** EXCERPTED PASSAGE **
=======

Pytorch model of LaBSE from Language-agnostic BERT Sentence Embedding by Fangxiaoyu Feng, Yinfei Yang, Daniel Cer, Naveen Arivazhagan, and Wei Wang of Google AI.
We adapt multilingual BERT to produce language-agnostic sen- tence embeddings for 109 languages. While English sentence embeddings have been obtained by fine-tuning a pretrained BERT model, such models have not been applied to multilingual sentence embeddings. Our model combines masked language model (MLM) and translation language model (TLM) pretraining with a translation ranking task using bi-directional dual encoders. The resulting multilingual sentence embeddings improve average bi-text retrieval accuracy over 112 languages to 83.7%, well above the 65.5% achieved by the prior state-of-the-art on Tatoeba. Our sentence embeddings also establish new state-of-the-art results on BUCC and UN bi- text retrieval.

=======

** RECORDS PROVIDED **
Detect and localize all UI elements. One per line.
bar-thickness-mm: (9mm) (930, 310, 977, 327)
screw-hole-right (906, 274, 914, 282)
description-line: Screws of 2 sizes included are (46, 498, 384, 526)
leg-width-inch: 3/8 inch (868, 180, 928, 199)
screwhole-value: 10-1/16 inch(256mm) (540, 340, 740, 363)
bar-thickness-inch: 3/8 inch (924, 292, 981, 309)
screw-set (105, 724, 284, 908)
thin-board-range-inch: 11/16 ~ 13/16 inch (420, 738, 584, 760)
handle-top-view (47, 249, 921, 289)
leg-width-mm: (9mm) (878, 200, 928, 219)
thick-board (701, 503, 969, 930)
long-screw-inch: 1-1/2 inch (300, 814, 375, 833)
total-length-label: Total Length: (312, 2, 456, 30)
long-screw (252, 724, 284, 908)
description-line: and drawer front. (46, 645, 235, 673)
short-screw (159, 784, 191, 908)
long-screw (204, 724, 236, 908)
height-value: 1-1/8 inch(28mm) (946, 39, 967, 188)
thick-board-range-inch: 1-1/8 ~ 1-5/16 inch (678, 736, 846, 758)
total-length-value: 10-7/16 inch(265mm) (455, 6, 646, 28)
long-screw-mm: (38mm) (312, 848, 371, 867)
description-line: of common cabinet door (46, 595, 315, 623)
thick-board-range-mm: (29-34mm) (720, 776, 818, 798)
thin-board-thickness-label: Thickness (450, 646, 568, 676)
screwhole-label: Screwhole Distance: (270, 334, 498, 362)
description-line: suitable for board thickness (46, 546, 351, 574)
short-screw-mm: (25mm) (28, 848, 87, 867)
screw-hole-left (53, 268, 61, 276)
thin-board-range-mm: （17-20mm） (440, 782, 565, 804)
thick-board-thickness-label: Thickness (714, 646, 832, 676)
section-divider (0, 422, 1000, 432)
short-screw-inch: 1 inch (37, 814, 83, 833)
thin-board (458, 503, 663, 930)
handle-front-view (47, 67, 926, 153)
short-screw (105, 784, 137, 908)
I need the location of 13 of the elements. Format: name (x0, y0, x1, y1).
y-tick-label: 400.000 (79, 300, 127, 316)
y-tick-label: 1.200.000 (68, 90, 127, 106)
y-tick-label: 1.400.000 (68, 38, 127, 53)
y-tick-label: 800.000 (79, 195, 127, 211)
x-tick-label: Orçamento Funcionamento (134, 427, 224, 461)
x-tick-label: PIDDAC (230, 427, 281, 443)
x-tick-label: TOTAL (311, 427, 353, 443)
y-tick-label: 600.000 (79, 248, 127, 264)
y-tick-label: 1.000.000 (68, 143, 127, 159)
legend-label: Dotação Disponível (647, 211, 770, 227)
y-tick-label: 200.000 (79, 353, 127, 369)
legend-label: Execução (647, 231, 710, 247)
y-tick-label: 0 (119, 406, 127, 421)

=======

** TASK INSTRUCTIONS **
a: In the LaBSE description, what average bi-text retrieval accuracy over 112 languages do the resulting multilingual sentence embeddings reach?
b: Quote the part of the LaBSE description that opens with the words containing "We adapt multilingual" and closes with "bi- text retrieval.".
c: Who are the authors of Language-agnostic BERT Sentence Embedding according to the LaBSE description?

** YOUR RESPONSES **
a: 83.7%

b:
We adapt multilingual BERT to produce language-agnostic sen- tence embeddings for 109 languages. While English sentence embeddings have been obtained by fine-tuning a pretrained BERT model, such models have not been applied to multilingual sentence embeddings. Our model combines masked language model (MLM) and translation language model (TLM) pretraining with a translation ranking task using bi-directional dual encoders. The resulting multilingual sentence embeddings improve average bi-text retrieval accuracy over 112 languages to 83.7%, well above the 65.5% achieved by the prior state-of-the-art on Tatoeba. Our sentence embeddings also establish new state-of-the-art results on BUCC and UN bi- text retrieval.

c: Fangxiaoyu Feng, Yinfei Yang, Daniel Cer, Naveen Arivazhagan, Wei Wang